#### What you need to do:
Look through the data below and report how many lines include "color". Only the number should be given.

[A run of records]
/---

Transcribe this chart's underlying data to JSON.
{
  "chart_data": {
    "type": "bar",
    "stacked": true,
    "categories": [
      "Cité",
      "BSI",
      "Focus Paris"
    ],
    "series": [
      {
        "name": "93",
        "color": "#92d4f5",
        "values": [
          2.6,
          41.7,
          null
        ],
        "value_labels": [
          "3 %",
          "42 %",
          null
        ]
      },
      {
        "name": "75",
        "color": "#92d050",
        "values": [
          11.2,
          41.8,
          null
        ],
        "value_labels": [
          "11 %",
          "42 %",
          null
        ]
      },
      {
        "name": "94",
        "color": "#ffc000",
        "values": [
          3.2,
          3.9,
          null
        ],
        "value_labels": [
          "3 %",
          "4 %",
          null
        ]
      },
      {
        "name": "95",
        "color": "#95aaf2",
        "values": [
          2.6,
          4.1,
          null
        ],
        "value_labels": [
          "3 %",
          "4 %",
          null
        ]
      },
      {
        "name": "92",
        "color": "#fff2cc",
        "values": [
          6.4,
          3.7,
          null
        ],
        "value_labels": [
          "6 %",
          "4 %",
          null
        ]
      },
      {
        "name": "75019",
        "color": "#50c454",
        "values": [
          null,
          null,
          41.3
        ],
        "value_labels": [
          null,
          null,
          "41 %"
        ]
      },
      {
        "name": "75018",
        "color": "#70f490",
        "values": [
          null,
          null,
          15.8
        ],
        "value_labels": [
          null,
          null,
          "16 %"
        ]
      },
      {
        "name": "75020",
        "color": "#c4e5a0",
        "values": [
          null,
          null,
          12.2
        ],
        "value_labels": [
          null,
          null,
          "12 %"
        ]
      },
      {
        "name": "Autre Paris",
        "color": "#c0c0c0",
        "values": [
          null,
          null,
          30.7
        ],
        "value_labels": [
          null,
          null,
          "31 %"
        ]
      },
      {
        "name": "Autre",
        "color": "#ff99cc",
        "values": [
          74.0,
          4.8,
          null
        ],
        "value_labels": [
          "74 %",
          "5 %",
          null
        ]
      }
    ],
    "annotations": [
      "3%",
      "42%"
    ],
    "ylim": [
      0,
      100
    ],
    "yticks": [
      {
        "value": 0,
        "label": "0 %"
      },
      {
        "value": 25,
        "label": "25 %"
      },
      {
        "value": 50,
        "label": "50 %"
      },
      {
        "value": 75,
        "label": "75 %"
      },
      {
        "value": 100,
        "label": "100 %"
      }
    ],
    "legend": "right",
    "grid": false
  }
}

\---

#### Solution below:
10